>> start

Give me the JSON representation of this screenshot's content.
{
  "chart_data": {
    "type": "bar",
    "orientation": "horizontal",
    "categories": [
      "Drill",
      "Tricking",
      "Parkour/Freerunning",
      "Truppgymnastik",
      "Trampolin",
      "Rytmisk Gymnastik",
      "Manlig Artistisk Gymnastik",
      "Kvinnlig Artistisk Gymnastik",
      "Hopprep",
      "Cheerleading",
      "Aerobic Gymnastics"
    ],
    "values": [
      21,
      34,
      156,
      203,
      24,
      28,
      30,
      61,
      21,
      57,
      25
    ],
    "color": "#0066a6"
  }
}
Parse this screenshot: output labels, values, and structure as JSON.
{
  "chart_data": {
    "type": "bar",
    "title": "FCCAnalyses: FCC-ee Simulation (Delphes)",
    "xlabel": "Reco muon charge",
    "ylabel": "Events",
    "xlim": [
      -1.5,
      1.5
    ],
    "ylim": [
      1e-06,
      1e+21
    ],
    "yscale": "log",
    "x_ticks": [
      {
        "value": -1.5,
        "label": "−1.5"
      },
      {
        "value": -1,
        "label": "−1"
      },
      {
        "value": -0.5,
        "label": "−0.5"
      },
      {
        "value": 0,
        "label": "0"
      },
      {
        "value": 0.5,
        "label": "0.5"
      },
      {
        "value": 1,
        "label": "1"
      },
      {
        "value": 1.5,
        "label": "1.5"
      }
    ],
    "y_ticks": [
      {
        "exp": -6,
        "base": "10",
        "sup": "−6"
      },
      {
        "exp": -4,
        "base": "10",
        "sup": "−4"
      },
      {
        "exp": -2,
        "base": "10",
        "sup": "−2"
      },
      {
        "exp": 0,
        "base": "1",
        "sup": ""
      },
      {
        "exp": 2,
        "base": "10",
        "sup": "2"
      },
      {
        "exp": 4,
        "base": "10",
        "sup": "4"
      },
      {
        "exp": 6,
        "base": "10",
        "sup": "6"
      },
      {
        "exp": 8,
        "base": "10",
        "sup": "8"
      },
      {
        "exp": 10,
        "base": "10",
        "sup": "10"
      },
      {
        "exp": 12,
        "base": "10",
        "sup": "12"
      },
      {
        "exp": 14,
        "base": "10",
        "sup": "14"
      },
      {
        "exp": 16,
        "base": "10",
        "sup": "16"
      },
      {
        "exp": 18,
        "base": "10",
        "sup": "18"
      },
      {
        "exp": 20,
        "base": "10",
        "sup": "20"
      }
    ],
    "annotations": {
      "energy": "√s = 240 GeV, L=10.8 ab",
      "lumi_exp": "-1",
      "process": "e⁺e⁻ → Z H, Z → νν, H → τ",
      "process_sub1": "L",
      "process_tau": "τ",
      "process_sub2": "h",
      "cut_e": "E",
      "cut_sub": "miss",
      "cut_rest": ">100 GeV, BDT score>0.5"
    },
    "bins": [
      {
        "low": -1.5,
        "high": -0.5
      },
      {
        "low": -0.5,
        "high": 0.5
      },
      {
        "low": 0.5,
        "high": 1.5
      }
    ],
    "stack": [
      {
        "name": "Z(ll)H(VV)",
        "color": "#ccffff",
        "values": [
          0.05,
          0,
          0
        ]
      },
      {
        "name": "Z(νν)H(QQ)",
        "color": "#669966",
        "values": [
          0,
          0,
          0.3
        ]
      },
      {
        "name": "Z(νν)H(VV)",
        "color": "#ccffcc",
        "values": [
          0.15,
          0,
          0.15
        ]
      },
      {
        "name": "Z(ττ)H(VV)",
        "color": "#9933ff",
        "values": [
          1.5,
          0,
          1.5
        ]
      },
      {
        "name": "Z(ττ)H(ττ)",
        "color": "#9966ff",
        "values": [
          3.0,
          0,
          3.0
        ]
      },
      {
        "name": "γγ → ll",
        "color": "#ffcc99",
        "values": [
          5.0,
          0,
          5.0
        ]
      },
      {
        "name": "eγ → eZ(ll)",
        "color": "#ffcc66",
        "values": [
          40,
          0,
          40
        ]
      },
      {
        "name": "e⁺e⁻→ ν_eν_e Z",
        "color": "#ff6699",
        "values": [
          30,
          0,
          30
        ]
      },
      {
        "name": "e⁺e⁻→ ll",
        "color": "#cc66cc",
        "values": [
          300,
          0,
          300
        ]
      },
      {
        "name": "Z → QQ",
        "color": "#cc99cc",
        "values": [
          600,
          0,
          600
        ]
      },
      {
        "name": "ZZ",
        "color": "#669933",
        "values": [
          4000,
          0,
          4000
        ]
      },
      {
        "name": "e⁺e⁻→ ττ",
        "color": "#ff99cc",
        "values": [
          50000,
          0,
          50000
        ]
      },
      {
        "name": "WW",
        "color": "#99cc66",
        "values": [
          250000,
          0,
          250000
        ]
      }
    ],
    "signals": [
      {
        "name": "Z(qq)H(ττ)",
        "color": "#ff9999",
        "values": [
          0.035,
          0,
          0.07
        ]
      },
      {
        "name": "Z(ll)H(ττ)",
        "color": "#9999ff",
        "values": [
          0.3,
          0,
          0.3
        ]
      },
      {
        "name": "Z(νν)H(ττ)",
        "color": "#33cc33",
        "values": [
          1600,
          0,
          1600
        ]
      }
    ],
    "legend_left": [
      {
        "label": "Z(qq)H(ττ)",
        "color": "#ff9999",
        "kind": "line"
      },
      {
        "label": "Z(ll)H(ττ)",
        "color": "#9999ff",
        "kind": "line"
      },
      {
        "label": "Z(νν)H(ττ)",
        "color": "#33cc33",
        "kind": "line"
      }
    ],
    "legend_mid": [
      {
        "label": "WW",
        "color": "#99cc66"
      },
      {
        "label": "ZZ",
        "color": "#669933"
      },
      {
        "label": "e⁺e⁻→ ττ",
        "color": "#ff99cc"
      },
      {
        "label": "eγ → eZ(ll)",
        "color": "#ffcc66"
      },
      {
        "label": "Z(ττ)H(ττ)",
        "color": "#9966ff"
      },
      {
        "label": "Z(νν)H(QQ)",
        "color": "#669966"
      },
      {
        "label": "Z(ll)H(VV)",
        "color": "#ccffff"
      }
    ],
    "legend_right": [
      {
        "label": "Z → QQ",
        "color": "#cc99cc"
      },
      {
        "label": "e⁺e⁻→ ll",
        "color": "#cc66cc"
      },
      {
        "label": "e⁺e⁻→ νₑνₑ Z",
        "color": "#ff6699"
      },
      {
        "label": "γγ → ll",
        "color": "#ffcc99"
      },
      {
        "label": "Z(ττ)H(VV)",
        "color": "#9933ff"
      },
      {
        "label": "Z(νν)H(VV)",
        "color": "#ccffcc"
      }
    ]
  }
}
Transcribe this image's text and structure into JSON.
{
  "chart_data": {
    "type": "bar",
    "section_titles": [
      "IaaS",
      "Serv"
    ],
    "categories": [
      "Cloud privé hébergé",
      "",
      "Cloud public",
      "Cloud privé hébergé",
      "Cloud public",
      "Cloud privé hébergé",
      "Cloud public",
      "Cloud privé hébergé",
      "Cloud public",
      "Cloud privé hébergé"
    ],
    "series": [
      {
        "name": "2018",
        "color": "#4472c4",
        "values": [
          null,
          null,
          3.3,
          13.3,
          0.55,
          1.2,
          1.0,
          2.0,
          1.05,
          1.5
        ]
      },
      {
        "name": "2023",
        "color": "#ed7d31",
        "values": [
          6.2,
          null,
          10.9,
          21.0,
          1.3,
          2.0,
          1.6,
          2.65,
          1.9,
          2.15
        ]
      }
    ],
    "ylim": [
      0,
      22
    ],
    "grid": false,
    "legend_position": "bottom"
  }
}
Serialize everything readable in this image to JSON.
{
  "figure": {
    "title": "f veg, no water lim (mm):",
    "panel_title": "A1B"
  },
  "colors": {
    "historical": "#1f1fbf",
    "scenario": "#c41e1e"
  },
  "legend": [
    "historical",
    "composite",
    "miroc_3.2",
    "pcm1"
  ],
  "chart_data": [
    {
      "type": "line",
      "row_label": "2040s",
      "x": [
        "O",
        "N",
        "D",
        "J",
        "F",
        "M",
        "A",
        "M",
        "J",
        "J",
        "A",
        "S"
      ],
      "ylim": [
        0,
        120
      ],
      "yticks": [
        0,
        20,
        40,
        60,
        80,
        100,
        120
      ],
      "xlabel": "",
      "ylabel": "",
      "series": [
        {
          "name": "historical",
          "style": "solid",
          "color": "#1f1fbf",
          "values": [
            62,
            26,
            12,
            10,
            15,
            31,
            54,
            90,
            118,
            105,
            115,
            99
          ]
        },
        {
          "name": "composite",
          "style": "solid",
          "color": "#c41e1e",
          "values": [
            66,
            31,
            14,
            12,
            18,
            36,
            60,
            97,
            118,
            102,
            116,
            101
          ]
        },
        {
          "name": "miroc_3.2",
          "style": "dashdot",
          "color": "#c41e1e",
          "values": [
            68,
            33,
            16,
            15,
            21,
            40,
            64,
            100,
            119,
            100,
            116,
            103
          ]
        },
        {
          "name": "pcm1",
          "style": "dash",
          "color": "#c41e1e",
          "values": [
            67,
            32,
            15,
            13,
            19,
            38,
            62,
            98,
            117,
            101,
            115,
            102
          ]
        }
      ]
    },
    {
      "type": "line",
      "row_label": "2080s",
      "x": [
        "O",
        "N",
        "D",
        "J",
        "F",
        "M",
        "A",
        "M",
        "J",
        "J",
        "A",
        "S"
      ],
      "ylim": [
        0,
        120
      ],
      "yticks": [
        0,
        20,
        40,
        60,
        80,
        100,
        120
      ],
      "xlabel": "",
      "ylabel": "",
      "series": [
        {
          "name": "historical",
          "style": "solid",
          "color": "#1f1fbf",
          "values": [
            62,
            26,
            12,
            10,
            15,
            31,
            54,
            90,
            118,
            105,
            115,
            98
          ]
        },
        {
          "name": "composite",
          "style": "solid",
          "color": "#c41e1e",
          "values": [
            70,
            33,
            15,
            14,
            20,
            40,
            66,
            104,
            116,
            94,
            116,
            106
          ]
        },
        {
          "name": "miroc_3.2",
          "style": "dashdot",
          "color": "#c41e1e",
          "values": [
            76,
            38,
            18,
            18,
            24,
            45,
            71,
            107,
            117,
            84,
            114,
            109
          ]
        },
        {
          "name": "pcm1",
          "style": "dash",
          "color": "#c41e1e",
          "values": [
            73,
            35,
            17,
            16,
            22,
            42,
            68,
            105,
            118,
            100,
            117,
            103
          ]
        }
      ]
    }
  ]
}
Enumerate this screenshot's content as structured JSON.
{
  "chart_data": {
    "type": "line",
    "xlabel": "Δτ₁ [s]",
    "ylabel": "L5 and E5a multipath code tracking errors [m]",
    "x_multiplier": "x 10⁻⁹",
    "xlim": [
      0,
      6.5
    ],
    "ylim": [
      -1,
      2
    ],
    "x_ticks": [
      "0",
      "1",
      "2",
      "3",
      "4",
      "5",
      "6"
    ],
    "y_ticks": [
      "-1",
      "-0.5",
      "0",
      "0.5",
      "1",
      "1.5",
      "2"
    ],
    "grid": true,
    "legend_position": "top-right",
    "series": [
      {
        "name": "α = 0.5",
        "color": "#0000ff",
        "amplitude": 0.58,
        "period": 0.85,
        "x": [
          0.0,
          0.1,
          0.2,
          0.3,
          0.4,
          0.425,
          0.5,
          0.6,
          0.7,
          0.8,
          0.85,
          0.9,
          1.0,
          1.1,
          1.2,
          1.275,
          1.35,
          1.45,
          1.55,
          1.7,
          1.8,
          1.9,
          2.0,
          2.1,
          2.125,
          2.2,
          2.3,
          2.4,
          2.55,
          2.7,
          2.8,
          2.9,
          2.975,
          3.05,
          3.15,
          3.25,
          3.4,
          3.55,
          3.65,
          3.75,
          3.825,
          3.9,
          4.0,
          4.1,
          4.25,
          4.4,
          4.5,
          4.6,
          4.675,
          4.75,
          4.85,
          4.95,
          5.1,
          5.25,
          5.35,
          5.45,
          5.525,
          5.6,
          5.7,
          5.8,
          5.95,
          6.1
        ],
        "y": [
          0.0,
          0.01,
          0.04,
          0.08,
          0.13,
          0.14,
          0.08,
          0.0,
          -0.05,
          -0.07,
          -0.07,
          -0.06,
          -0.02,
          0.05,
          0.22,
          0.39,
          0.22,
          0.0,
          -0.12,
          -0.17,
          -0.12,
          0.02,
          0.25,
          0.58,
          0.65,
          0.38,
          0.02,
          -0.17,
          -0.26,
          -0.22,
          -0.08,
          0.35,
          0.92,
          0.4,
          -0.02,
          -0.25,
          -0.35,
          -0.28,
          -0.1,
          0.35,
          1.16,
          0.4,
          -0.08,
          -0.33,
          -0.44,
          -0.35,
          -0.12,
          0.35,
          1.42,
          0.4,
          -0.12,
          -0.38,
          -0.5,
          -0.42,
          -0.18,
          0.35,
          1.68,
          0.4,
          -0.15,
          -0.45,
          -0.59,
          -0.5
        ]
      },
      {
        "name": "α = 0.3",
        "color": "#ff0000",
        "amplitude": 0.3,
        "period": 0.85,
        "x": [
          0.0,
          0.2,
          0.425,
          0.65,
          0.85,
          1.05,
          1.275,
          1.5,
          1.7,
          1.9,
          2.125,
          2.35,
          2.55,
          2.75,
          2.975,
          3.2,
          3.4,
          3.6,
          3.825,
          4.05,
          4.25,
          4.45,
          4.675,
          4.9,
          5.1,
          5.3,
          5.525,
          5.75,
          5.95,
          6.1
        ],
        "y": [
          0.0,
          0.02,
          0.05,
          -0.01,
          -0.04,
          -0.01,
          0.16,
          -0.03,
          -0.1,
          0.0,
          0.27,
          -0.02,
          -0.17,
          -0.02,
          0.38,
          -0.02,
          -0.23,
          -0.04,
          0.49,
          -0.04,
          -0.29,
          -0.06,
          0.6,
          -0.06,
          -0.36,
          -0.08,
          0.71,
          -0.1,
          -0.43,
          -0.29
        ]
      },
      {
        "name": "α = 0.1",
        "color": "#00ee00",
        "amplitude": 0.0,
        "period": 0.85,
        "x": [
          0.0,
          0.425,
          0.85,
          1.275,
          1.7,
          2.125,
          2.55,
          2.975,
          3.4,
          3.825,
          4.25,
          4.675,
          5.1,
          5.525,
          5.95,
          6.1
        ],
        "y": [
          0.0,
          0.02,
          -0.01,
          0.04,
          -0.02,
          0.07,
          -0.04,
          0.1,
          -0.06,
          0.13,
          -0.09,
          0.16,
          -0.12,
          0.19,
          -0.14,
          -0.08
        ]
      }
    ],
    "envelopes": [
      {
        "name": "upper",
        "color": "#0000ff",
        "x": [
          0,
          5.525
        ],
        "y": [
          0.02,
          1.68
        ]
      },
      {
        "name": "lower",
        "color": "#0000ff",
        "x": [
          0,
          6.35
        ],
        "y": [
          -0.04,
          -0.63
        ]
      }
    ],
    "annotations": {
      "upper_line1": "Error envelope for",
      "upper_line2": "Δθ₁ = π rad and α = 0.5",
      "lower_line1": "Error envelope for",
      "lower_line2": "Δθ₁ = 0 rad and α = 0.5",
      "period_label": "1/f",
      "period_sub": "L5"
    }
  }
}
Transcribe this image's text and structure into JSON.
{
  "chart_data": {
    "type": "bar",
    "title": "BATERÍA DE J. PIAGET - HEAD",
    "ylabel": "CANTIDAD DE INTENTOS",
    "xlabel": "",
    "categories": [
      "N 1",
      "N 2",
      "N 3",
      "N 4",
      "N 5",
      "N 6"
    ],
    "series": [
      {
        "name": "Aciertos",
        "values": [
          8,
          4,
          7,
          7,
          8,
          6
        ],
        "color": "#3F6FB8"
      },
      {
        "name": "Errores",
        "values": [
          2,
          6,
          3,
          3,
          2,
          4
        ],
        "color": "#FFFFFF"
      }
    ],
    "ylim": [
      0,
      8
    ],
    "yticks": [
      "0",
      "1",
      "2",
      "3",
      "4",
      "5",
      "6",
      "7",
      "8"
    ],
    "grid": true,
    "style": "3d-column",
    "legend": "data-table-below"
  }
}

>> end

Written exercise
Collect the lines of the records that include the string "amplitude".

Exercise response
        "amplitude": 0.58,
        "amplitude": 0.3,
        "amplitude": 0.0,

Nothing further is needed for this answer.